» **DESCRIPTION OF THE TASK**
Reproduce every record below exactly as it appears.

Start

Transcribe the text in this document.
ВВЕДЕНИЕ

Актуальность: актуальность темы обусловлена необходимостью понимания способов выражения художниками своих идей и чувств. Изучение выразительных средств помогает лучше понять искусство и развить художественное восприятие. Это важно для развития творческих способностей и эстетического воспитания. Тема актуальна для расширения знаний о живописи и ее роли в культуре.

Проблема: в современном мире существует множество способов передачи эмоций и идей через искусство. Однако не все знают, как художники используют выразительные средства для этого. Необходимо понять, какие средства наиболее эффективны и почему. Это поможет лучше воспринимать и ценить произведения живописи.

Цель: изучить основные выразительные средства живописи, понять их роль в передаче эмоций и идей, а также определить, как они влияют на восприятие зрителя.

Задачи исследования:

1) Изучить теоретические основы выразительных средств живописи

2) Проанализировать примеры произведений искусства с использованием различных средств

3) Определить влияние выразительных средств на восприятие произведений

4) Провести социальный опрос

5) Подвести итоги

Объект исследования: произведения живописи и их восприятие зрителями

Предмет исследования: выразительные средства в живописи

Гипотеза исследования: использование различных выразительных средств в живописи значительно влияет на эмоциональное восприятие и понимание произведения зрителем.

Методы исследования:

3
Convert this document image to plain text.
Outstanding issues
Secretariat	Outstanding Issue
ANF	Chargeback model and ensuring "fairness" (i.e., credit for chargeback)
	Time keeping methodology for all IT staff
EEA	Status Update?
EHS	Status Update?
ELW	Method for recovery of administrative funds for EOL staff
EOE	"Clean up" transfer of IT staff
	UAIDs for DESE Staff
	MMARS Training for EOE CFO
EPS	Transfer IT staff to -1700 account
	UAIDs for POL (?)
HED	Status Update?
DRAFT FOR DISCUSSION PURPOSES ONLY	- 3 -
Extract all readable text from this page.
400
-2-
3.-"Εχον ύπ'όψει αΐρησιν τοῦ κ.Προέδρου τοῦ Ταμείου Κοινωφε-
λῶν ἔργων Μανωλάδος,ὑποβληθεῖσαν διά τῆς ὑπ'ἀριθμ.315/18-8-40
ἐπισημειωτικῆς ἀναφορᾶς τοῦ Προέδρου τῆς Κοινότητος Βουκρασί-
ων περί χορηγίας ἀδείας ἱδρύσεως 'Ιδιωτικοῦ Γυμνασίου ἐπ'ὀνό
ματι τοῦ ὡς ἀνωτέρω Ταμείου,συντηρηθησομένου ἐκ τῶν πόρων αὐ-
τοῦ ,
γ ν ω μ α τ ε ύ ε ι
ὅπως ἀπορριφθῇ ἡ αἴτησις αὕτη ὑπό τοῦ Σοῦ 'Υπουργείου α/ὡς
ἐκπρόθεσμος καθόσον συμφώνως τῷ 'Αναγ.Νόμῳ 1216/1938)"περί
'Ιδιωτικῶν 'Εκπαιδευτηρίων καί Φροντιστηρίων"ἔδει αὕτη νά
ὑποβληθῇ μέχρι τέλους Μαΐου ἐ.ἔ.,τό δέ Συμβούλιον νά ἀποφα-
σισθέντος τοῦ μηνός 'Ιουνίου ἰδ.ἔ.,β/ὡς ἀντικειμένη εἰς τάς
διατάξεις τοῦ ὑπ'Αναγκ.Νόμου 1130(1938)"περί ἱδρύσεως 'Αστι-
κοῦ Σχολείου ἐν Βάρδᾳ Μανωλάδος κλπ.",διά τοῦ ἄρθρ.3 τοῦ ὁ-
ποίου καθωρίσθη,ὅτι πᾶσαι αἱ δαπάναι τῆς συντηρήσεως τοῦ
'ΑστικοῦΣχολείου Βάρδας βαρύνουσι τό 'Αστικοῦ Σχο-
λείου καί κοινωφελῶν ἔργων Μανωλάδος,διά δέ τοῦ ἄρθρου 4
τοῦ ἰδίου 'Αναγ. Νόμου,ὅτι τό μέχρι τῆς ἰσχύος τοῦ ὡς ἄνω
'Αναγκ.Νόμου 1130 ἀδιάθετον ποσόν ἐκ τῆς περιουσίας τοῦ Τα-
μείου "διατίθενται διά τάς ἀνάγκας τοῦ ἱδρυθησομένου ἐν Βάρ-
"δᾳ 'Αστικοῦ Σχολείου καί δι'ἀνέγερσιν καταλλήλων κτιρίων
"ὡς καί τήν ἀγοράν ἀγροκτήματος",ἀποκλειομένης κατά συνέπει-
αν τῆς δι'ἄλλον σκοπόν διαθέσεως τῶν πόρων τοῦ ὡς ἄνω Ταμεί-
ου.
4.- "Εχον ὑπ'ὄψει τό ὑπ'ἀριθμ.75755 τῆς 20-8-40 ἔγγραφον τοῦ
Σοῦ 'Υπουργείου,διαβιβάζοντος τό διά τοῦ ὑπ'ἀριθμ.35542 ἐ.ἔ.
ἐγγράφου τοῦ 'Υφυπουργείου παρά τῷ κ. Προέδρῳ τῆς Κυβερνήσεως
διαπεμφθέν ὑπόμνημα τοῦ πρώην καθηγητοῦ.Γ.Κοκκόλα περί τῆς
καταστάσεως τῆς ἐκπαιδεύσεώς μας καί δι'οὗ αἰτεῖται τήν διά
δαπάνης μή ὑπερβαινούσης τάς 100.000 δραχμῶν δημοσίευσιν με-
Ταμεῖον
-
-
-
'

End

» **FINAL ANSWER**
Transcribe the text in this document.
ВВЕДЕНИЕ

Актуальность: актуальность темы обусловлена необходимостью понимания способов выражения художниками своих идей и чувств. Изучение выразительных средств помогает лучше понять искусство и развить художественное восприятие. Это важно для развития творческих способностей и эстетического воспитания. Тема актуальна для расширения знаний о живописи и ее роли в культуре.

Проблема: в современном мире существует множество способов передачи эмоций и идей через искусство. Однако не все знают, как художники используют выразительные средства для этого. Необходимо понять, какие средства наиболее эффективны и почему. Это поможет лучше воспринимать и ценить произведения живописи.

Цель: изучить основные выразительные средства живописи, понять их роль в передаче эмоций и идей, а также определить, как они влияют на восприятие зрителя.

Задачи исследования:

1) Изучить теоретические основы выразительных средств живописи

2) Проанализировать примеры произведений искусства с использованием различных средств

3) Определить влияние выразительных средств на восприятие произведений

4) Провести социальный опрос

5) Подвести итоги

Объект исследования: произведения живописи и их восприятие зрителями

Предмет исследования: выразительные средства в живописи

Гипотеза исследования: использование различных выразительных средств в живописи значительно влияет на эмоциональное восприятие и понимание произведения зрителем.

Методы исследования:

3
Convert this document image to plain text.
Outstanding issues
Secretariat	Outstanding Issue
ANF	Chargeback model and ensuring "fairness" (i.e., credit for chargeback)
	Time keeping methodology for all IT staff
EEA	Status Update?
EHS	Status Update?
ELW	Method for recovery of administrative funds for EOL staff
EOE	"Clean up" transfer of IT staff
	UAIDs for DESE Staff
	MMARS Training for EOE CFO
EPS	Transfer IT staff to -1700 account
	UAIDs for POL (?)
HED	Status Update?
DRAFT FOR DISCUSSION PURPOSES ONLY	- 3 -
Extract all readable text from this page.
400
-2-
3.-"Εχον ύπ'όψει αΐρησιν τοῦ κ.Προέδρου τοῦ Ταμείου Κοινωφε-
λῶν ἔργων Μανωλάδος,ὑποβληθεῖσαν διά τῆς ὑπ'ἀριθμ.315/18-8-40
ἐπισημειωτικῆς ἀναφορᾶς τοῦ Προέδρου τῆς Κοινότητος Βουκρασί-
ων περί χορηγίας ἀδείας ἱδρύσεως 'Ιδιωτικοῦ Γυμνασίου ἐπ'ὀνό
ματι τοῦ ὡς ἀνωτέρω Ταμείου,συντηρηθησομένου ἐκ τῶν πόρων αὐ-
τοῦ ,
γ ν ω μ α τ ε ύ ε ι
ὅπως ἀπορριφθῇ ἡ αἴτησις αὕτη ὑπό τοῦ Σοῦ 'Υπουργείου α/ὡς
ἐκπρόθεσμος καθόσον συμφώνως τῷ 'Αναγ.Νόμῳ 1216/1938)"περί
'Ιδιωτικῶν 'Εκπαιδευτηρίων καί Φροντιστηρίων"ἔδει αὕτη νά
ὑποβληθῇ μέχρι τέλους Μαΐου ἐ.ἔ.,τό δέ Συμβούλιον νά ἀποφα-
σισθέντος τοῦ μηνός 'Ιουνίου ἰδ.ἔ.,β/ὡς ἀντικειμένη εἰς τάς
διατάξεις τοῦ ὑπ'Αναγκ.Νόμου 1130(1938)"περί ἱδρύσεως 'Αστι-
κοῦ Σχολείου ἐν Βάρδᾳ Μανωλάδος κλπ.",διά τοῦ ἄρθρ.3 τοῦ ὁ-
ποίου καθωρίσθη,ὅτι πᾶσαι αἱ δαπάναι τῆς συντηρήσεως τοῦ
'ΑστικοῦΣχολείου Βάρδας βαρύνουσι τό 'Αστικοῦ Σχο-
λείου καί κοινωφελῶν ἔργων Μανωλάδος,διά δέ τοῦ ἄρθρου 4
τοῦ ἰδίου 'Αναγ. Νόμου,ὅτι τό μέχρι τῆς ἰσχύος τοῦ ὡς ἄνω
'Αναγκ.Νόμου 1130 ἀδιάθετον ποσόν ἐκ τῆς περιουσίας τοῦ Τα-
μείου "διατίθενται διά τάς ἀνάγκας τοῦ ἱδρυθησομένου ἐν Βάρ-
"δᾳ 'Αστικοῦ Σχολείου καί δι'ἀνέγερσιν καταλλήλων κτιρίων
"ὡς καί τήν ἀγοράν ἀγροκτήματος",ἀποκλειομένης κατά συνέπει-
αν τῆς δι'ἄλλον σκοπόν διαθέσεως τῶν πόρων τοῦ ὡς ἄνω Ταμεί-
ου.
4.- "Εχον ὑπ'ὄψει τό ὑπ'ἀριθμ.75755 τῆς 20-8-40 ἔγγραφον τοῦ
Σοῦ 'Υπουργείου,διαβιβάζοντος τό διά τοῦ ὑπ'ἀριθμ.35542 ἐ.ἔ.
ἐγγράφου τοῦ 'Υφυπουργείου παρά τῷ κ. Προέδρῳ τῆς Κυβερνήσεως
διαπεμφθέν ὑπόμνημα τοῦ πρώην καθηγητοῦ.Γ.Κοκκόλα περί τῆς
καταστάσεως τῆς ἐκπαιδεύσεώς μας καί δι'οὗ αἰτεῖται τήν διά
δαπάνης μή ὑπερβαινούσης τάς 100.000 δραχμῶν δημοσίευσιν με-
Ταμεῖον
-
-
-
'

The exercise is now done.